⟨
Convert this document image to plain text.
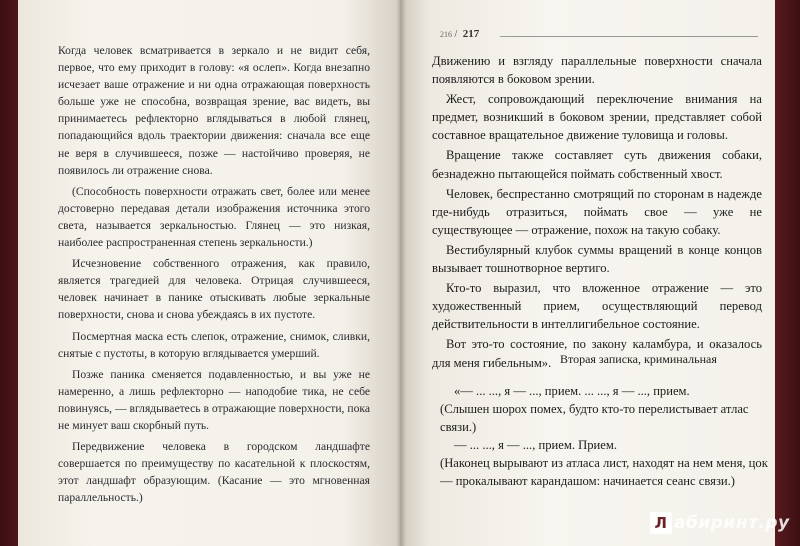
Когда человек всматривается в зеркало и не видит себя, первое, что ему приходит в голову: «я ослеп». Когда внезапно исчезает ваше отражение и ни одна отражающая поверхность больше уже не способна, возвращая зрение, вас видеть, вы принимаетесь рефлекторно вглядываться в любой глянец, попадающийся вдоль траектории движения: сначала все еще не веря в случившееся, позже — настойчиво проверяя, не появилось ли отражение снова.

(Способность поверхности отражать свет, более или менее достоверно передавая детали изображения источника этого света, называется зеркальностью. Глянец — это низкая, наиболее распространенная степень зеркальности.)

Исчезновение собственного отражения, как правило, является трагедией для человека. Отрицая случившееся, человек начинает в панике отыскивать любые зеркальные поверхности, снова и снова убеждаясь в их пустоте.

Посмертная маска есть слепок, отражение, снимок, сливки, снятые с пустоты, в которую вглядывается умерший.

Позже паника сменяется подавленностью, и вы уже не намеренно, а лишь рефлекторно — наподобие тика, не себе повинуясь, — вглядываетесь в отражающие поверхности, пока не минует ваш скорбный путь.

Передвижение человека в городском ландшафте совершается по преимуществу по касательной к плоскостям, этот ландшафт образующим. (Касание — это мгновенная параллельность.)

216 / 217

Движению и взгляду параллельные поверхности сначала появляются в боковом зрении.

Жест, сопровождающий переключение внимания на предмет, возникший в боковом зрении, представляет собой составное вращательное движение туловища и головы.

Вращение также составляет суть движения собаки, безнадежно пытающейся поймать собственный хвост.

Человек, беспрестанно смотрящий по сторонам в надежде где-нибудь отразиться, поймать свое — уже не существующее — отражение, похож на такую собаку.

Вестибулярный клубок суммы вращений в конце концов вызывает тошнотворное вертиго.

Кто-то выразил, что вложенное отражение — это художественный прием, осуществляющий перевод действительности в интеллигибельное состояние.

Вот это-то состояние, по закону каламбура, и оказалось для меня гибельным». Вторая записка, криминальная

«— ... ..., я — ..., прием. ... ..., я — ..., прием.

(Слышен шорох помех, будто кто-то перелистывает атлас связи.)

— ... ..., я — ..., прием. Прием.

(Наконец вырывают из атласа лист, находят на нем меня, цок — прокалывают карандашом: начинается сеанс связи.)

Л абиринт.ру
⟩
(Task directions):
Without including any pictures, output all the entries above exactly.

(Response):
Convert this document image to plain text.
Когда человек всматривается в зеркало и не видит себя, первое, что ему приходит в голову: «я ослеп». Когда внезапно исчезает ваше отражение и ни одна отражающая поверхность больше уже не способна, возвращая зрение, вас видеть, вы принимаетесь рефлекторно вглядываться в любой глянец, попадающийся вдоль траектории движения: сначала все еще не веря в случившееся, позже — настойчиво проверяя, не появилось ли отражение снова.

(Способность поверхности отражать свет, более или менее достоверно передавая детали изображения источника этого света, называется зеркальностью. Глянец — это низкая, наиболее распространенная степень зеркальности.)

Исчезновение собственного отражения, как правило, является трагедией для человека. Отрицая случившееся, человек начинает в панике отыскивать любые зеркальные поверхности, снова и снова убеждаясь в их пустоте.

Посмертная маска есть слепок, отражение, снимок, сливки, снятые с пустоты, в которую вглядывается умерший.

Позже паника сменяется подавленностью, и вы уже не намеренно, а лишь рефлекторно — наподобие тика, не себе повинуясь, — вглядываетесь в отражающие поверхности, пока не минует ваш скорбный путь.

Передвижение человека в городском ландшафте совершается по преимуществу по касательной к плоскостям, этот ландшафт образующим. (Касание — это мгновенная параллельность.)

216 / 217

Движению и взгляду параллельные поверхности сначала появляются в боковом зрении.

Жест, сопровождающий переключение внимания на предмет, возникший в боковом зрении, представляет собой составное вращательное движение туловища и головы.

Вращение также составляет суть движения собаки, безнадежно пытающейся поймать собственный хвост.

Человек, беспрестанно смотрящий по сторонам в надежде где-нибудь отразиться, поймать свое — уже не существующее — отражение, похож на такую собаку.

Вестибулярный клубок суммы вращений в конце концов вызывает тошнотворное вертиго.

Кто-то выразил, что вложенное отражение — это художественный прием, осуществляющий перевод действительности в интеллигибельное состояние.

Вот это-то состояние, по закону каламбура, и оказалось для меня гибельным». Вторая записка, криминальная

«— ... ..., я — ..., прием. ... ..., я — ..., прием.

(Слышен шорох помех, будто кто-то перелистывает атлас связи.)

— ... ..., я — ..., прием. Прием.

(Наконец вырывают из атласа лист, находят на нем меня, цок — прокалывают карандашом: начинается сеанс связи.)

Л абиринт.ру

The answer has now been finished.